_Exercise requirements_. Please copy the records below word for word, keeping every line as it appears.

------------------------------------------------------------

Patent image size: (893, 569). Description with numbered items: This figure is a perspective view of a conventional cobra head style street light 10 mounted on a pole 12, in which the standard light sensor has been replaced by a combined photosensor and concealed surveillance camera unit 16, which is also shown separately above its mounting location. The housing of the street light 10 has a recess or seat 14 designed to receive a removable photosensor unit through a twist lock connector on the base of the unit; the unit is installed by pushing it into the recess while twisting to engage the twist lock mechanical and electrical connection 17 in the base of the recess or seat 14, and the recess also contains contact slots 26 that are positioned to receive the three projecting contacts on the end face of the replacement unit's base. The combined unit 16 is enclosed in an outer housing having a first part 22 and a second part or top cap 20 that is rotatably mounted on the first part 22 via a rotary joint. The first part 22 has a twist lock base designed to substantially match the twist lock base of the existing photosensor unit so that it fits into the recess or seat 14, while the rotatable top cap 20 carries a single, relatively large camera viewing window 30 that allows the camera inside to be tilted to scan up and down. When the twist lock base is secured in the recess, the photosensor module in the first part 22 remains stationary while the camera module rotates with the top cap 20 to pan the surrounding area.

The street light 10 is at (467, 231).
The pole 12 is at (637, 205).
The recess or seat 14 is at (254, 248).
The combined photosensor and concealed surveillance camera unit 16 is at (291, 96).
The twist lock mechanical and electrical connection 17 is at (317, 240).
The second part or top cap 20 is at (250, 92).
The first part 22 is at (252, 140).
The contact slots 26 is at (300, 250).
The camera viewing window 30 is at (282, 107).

------------------------------------------------------------

_Output for this exercise_.
Patent image size: (893, 569). Description with numbered items: This figure is a perspective view of a conventional cobra head style street light 10 mounted on a pole 12, in which the standard light sensor has been replaced by a combined photosensor and concealed surveillance camera unit 16, which is also shown separately above its mounting location. The housing of the street light 10 has a recess or seat 14 designed to receive a removable photosensor unit through a twist lock connector on the base of the unit; the unit is installed by pushing it into the recess while twisting to engage the twist lock mechanical and electrical connection 17 in the base of the recess or seat 14, and the recess also contains contact slots 26 that are positioned to receive the three projecting contacts on the end face of the replacement unit's base. The combined unit 16 is enclosed in an outer housing having a first part 22 and a second part or top cap 20 that is rotatably mounted on the first part 22 via a rotary joint. The first part 22 has a twist lock base designed to substantially match the twist lock base of the existing photosensor unit so that it fits into the recess or seat 14, while the rotatable top cap 20 carries a single, relatively large camera viewing window 30 that allows the camera inside to be tilted to scan up and down. When the twist lock base is secured in the recess, the photosensor module in the first part 22 remains stationary while the camera module rotates with the top cap 20 to pan the surrounding area.

The street light 10 is at (467, 231).
The pole 12 is at (637, 205).
The recess or seat 14 is at (254, 248).
The combined photosensor and concealed surveillance camera unit 16 is at (291, 96).
The twist lock mechanical and electrical connection 17 is at (317, 240).
The second part or top cap 20 is at (250, 92).
The first part 22 is at (252, 140).
The contact slots 26 is at (300, 250).
The camera viewing window 30 is at (282, 107).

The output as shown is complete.